### TASK BRIEF:
Would you transcribe all of the data exactly, down to the last character?

## START EXERCISE DATA

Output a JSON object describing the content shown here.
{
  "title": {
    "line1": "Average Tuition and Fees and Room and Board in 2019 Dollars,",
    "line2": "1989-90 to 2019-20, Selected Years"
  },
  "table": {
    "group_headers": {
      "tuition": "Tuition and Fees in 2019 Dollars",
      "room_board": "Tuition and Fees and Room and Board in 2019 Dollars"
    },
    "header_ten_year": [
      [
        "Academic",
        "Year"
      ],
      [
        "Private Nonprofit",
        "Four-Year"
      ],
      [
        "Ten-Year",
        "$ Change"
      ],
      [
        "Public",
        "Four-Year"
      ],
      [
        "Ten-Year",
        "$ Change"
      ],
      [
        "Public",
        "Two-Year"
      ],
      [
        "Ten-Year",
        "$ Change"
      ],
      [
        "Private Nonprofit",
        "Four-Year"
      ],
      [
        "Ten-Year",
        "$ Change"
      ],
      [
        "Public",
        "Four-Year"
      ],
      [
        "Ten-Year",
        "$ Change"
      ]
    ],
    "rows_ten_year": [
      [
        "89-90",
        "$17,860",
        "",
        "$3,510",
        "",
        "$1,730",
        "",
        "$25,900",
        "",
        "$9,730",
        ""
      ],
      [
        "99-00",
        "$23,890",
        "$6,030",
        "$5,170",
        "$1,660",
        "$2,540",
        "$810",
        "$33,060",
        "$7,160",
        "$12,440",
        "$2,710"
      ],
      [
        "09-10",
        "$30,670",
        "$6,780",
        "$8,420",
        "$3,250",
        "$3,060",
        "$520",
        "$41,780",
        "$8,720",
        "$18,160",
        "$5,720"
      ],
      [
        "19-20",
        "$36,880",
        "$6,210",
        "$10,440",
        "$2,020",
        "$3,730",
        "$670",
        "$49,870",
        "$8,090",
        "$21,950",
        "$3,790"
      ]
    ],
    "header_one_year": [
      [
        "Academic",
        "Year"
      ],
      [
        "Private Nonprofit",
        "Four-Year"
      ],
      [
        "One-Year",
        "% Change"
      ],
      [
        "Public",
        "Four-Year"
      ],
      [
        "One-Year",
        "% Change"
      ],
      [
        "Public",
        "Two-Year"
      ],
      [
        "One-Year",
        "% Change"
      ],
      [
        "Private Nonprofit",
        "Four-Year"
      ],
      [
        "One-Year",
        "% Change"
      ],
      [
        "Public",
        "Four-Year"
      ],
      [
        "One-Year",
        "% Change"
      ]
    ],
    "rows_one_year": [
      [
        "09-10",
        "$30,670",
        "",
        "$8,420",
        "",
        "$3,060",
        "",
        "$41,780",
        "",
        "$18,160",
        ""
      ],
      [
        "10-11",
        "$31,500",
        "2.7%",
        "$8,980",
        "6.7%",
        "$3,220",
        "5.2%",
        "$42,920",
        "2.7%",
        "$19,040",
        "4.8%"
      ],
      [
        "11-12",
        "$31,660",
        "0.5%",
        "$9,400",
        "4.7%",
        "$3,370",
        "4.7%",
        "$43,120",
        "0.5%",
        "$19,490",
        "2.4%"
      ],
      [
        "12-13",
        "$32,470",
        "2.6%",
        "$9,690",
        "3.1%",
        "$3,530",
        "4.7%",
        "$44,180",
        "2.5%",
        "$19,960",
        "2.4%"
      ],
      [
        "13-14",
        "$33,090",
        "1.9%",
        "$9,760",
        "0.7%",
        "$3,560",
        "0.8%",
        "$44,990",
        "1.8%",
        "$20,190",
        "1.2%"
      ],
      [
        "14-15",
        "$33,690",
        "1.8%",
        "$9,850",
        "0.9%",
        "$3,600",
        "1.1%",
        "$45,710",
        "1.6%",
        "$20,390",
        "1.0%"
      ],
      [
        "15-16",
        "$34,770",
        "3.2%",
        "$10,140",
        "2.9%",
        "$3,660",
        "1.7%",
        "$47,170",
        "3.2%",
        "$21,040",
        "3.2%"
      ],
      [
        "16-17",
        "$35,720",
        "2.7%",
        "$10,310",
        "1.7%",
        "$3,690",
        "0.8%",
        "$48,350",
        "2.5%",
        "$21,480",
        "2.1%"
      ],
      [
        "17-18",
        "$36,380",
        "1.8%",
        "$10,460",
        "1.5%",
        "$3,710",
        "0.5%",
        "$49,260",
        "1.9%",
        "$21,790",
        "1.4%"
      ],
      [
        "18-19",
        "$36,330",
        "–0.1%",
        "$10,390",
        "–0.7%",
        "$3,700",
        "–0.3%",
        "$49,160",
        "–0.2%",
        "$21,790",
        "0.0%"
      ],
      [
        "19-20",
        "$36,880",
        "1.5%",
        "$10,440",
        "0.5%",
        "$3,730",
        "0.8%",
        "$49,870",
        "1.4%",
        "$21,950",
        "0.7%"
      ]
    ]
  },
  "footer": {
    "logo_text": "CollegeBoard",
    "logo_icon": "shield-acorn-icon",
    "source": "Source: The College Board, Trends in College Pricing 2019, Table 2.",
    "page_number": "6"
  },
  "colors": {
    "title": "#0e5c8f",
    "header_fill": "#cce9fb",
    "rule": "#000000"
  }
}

## END EXERCISE DATA

### CORRECT RESPONSE:
Output a JSON object describing the content shown here.
{
  "title": {
    "line1": "Average Tuition and Fees and Room and Board in 2019 Dollars,",
    "line2": "1989-90 to 2019-20, Selected Years"
  },
  "table": {
    "group_headers": {
      "tuition": "Tuition and Fees in 2019 Dollars",
      "room_board": "Tuition and Fees and Room and Board in 2019 Dollars"
    },
    "header_ten_year": [
      [
        "Academic",
        "Year"
      ],
      [
        "Private Nonprofit",
        "Four-Year"
      ],
      [
        "Ten-Year",
        "$ Change"
      ],
      [
        "Public",
        "Four-Year"
      ],
      [
        "Ten-Year",
        "$ Change"
      ],
      [
        "Public",
        "Two-Year"
      ],
      [
        "Ten-Year",
        "$ Change"
      ],
      [
        "Private Nonprofit",
        "Four-Year"
      ],
      [
        "Ten-Year",
        "$ Change"
      ],
      [
        "Public",
        "Four-Year"
      ],
      [
        "Ten-Year",
        "$ Change"
      ]
    ],
    "rows_ten_year": [
      [
        "89-90",
        "$17,860",
        "",
        "$3,510",
        "",
        "$1,730",
        "",
        "$25,900",
        "",
        "$9,730",
        ""
      ],
      [
        "99-00",
        "$23,890",
        "$6,030",
        "$5,170",
        "$1,660",
        "$2,540",
        "$810",
        "$33,060",
        "$7,160",
        "$12,440",
        "$2,710"
      ],
      [
        "09-10",
        "$30,670",
        "$6,780",
        "$8,420",
        "$3,250",
        "$3,060",
        "$520",
        "$41,780",
        "$8,720",
        "$18,160",
        "$5,720"
      ],
      [
        "19-20",
        "$36,880",
        "$6,210",
        "$10,440",
        "$2,020",
        "$3,730",
        "$670",
        "$49,870",
        "$8,090",
        "$21,950",
        "$3,790"
      ]
    ],
    "header_one_year": [
      [
        "Academic",
        "Year"
      ],
      [
        "Private Nonprofit",
        "Four-Year"
      ],
      [
        "One-Year",
        "% Change"
      ],
      [
        "Public",
        "Four-Year"
      ],
      [
        "One-Year",
        "% Change"
      ],
      [
        "Public",
        "Two-Year"
      ],
      [
        "One-Year",
        "% Change"
      ],
      [
        "Private Nonprofit",
        "Four-Year"
      ],
      [
        "One-Year",
        "% Change"
      ],
      [
        "Public",
        "Four-Year"
      ],
      [
        "One-Year",
        "% Change"
      ]
    ],
    "rows_one_year": [
      [
        "09-10",
        "$30,670",
        "",
        "$8,420",
        "",
        "$3,060",
        "",
        "$41,780",
        "",
        "$18,160",
        ""
      ],
      [
        "10-11",
        "$31,500",
        "2.7%",
        "$8,980",
        "6.7%",
        "$3,220",
        "5.2%",
        "$42,920",
        "2.7%",
        "$19,040",
        "4.8%"
      ],
      [
        "11-12",
        "$31,660",
        "0.5%",
        "$9,400",
        "4.7%",
        "$3,370",
        "4.7%",
        "$43,120",
        "0.5%",
        "$19,490",
        "2.4%"
      ],
      [
        "12-13",
        "$32,470",
        "2.6%",
        "$9,690",
        "3.1%",
        "$3,530",
        "4.7%",
        "$44,180",
        "2.5%",
        "$19,960",
        "2.4%"
      ],
      [
        "13-14",
        "$33,090",
        "1.9%",
        "$9,760",
        "0.7%",
        "$3,560",
        "0.8%",
        "$44,990",
        "1.8%",
        "$20,190",
        "1.2%"
      ],
      [
        "14-15",
        "$33,690",
        "1.8%",
        "$9,850",
        "0.9%",
        "$3,600",
        "1.1%",
        "$45,710",
        "1.6%",
        "$20,390",
        "1.0%"
      ],
      [
        "15-16",
        "$34,770",
        "3.2%",
        "$10,140",
        "2.9%",
        "$3,660",
        "1.7%",
        "$47,170",
        "3.2%",
        "$21,040",
        "3.2%"
      ],
      [
        "16-17",
        "$35,720",
        "2.7%",
        "$10,310",
        "1.7%",
        "$3,690",
        "0.8%",
        "$48,350",
        "2.5%",
        "$21,480",
        "2.1%"
      ],
      [
        "17-18",
        "$36,380",
        "1.8%",
        "$10,460",
        "1.5%",
        "$3,710",
        "0.5%",
        "$49,260",
        "1.9%",
        "$21,790",
        "1.4%"
      ],
      [
        "18-19",
        "$36,330",
        "–0.1%",
        "$10,390",
        "–0.7%",
        "$3,700",
        "–0.3%",
        "$49,160",
        "–0.2%",
        "$21,790",
        "0.0%"
      ],
      [
        "19-20",
        "$36,880",
        "1.5%",
        "$10,440",
        "0.5%",
        "$3,730",
        "0.8%",
        "$49,870",
        "1.4%",
        "$21,950",
        "0.7%"
      ]
    ]
  },
  "footer": {
    "logo_text": "CollegeBoard",
    "logo_icon": "shield-acorn-icon",
    "source": "Source: The College Board, Trends in College Pricing 2019, Table 2.",
    "page_number": "6"
  },
  "colors": {
    "title": "#0e5c8f",
    "header_fill": "#cce9fb",
    "rule": "#000000"
  }
}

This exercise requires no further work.